#### WORK REQUIRED
Look below and pull out each line with the word "highlighted".

#### DATA

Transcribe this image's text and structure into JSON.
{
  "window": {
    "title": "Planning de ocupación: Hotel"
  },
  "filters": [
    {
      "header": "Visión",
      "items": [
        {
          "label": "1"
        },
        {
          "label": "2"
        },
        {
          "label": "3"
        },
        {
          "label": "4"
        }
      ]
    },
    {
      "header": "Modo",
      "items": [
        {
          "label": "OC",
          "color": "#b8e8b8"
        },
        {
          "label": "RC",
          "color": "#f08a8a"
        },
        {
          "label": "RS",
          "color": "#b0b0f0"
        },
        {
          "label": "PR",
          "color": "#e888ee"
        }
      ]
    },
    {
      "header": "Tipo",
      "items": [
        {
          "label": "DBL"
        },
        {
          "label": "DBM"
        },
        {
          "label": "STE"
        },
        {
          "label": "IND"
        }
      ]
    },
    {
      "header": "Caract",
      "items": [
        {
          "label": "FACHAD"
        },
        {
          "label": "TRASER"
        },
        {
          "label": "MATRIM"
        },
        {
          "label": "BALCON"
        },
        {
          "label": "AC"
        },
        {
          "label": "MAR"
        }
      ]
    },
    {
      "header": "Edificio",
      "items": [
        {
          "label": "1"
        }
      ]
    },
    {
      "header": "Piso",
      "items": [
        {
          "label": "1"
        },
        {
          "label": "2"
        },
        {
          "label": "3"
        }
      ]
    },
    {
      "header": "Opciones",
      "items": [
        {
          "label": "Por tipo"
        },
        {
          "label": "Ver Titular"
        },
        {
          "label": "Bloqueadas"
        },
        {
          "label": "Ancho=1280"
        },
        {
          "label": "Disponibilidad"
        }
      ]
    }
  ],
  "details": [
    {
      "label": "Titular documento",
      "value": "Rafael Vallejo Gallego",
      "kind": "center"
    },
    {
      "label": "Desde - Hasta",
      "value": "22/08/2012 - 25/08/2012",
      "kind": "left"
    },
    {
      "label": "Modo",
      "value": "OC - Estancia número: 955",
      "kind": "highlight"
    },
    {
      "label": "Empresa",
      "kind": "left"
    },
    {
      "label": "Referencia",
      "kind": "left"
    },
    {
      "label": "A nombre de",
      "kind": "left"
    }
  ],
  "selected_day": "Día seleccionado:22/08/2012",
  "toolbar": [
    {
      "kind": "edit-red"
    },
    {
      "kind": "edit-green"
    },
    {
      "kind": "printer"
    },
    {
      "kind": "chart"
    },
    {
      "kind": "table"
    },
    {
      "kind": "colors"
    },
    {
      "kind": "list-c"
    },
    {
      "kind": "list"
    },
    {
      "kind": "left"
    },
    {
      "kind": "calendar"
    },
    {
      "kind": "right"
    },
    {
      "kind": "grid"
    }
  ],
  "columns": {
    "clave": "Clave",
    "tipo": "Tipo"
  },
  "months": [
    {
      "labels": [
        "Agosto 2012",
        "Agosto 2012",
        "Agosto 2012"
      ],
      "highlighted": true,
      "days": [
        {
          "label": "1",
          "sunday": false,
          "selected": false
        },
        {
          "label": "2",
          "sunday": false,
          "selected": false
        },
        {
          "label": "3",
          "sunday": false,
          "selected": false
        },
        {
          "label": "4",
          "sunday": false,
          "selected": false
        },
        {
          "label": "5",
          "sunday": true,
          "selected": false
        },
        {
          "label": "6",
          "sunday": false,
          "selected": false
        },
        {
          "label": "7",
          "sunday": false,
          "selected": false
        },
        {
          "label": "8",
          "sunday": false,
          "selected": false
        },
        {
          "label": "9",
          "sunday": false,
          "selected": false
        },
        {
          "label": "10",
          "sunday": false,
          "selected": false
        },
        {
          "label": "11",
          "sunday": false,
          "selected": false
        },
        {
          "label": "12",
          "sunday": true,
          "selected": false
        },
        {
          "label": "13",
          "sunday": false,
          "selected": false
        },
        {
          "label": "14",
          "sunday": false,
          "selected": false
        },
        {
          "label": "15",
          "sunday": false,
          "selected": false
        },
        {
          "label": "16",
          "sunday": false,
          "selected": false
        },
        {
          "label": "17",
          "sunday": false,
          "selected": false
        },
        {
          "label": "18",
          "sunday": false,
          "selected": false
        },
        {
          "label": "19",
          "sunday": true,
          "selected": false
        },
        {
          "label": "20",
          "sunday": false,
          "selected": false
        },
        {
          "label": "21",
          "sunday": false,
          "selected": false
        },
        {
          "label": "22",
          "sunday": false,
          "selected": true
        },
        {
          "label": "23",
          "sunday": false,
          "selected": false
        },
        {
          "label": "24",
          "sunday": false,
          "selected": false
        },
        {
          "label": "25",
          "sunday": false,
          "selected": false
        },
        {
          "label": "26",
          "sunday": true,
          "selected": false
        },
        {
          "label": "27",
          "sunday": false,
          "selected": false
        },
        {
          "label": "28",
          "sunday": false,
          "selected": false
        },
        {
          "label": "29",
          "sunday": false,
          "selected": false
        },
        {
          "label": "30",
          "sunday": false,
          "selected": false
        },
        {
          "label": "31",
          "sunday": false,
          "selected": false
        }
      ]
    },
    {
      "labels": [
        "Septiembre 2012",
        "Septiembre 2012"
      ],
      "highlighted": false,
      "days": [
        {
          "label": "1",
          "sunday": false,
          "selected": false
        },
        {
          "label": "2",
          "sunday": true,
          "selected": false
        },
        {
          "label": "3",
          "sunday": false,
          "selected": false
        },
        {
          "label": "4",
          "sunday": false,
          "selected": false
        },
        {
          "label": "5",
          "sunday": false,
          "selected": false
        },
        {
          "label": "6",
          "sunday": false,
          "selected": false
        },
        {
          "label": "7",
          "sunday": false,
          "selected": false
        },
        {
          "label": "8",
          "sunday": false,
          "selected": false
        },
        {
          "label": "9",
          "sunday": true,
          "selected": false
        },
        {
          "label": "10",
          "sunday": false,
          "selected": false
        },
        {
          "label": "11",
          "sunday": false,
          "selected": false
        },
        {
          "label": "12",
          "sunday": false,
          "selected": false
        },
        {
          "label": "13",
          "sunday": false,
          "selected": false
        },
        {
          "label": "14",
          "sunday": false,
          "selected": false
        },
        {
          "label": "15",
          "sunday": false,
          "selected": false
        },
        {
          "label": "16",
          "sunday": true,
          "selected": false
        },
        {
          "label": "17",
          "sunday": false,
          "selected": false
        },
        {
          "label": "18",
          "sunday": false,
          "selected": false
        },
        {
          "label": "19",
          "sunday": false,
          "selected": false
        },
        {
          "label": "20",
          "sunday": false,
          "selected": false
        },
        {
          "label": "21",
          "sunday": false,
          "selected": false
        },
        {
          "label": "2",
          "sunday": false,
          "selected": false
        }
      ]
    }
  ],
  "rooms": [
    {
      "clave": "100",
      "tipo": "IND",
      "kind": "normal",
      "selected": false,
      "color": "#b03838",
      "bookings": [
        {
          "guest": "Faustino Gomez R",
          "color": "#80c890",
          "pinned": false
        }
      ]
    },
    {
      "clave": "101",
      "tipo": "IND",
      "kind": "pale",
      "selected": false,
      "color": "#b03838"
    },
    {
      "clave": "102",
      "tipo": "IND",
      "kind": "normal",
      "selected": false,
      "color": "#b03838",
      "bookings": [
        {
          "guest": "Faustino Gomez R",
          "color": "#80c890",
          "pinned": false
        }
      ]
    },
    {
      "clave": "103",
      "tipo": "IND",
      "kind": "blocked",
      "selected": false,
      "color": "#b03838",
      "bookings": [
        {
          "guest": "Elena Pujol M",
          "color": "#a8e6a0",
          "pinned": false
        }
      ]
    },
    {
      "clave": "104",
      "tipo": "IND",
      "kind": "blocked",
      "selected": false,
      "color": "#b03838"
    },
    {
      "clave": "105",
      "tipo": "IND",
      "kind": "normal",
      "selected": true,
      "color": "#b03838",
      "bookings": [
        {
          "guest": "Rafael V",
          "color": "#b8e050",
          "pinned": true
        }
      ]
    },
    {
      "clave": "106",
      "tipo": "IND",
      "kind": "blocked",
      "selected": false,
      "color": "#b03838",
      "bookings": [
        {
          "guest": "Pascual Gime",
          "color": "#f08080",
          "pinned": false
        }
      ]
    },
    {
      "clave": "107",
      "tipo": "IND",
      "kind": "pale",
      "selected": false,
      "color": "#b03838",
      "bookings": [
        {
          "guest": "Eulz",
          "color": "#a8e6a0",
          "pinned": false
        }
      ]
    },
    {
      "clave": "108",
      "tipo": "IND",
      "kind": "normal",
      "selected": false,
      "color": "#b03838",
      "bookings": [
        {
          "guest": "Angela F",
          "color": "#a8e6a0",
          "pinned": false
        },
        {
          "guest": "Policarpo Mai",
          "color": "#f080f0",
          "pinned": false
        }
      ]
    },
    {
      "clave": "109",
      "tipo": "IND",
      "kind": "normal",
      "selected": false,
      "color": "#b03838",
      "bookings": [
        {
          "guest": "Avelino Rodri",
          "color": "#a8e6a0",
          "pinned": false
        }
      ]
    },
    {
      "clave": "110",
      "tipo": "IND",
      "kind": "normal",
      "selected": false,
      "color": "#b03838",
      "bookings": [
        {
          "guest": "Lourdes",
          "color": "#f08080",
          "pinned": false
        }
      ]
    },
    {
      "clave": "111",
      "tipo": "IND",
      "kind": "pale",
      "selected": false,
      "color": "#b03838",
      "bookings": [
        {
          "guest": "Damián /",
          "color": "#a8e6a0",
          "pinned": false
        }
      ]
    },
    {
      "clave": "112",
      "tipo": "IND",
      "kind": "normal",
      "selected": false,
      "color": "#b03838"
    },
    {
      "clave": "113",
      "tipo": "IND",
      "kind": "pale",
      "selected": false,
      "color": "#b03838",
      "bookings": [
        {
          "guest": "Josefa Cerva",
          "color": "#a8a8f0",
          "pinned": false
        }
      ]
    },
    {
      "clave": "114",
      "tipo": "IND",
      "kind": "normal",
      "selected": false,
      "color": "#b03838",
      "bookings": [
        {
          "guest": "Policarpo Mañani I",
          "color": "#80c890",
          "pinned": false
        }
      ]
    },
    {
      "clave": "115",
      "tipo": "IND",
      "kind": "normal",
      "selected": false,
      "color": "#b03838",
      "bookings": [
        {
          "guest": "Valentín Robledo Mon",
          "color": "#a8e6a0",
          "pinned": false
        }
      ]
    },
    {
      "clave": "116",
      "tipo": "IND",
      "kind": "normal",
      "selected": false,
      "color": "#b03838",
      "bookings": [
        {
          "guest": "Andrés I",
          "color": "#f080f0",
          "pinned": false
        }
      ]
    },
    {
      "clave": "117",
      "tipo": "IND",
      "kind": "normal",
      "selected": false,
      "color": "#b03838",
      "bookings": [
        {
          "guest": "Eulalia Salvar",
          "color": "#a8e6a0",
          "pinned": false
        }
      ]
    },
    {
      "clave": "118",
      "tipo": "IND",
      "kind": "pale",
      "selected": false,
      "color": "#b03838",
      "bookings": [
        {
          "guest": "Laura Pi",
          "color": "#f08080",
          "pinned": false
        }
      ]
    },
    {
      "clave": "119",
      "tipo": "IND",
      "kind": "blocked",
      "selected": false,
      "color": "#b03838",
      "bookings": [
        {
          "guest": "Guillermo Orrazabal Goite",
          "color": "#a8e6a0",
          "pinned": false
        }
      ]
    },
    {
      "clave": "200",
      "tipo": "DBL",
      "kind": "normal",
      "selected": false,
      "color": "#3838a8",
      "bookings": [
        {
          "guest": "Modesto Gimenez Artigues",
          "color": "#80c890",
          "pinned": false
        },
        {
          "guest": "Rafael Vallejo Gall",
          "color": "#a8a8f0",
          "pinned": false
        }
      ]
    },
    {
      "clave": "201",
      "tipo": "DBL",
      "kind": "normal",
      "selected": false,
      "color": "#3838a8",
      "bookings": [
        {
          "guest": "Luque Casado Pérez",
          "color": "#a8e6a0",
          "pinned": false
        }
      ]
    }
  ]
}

#### WRITTEN ANSWER
      "highlighted": true,
      "highlighted": false,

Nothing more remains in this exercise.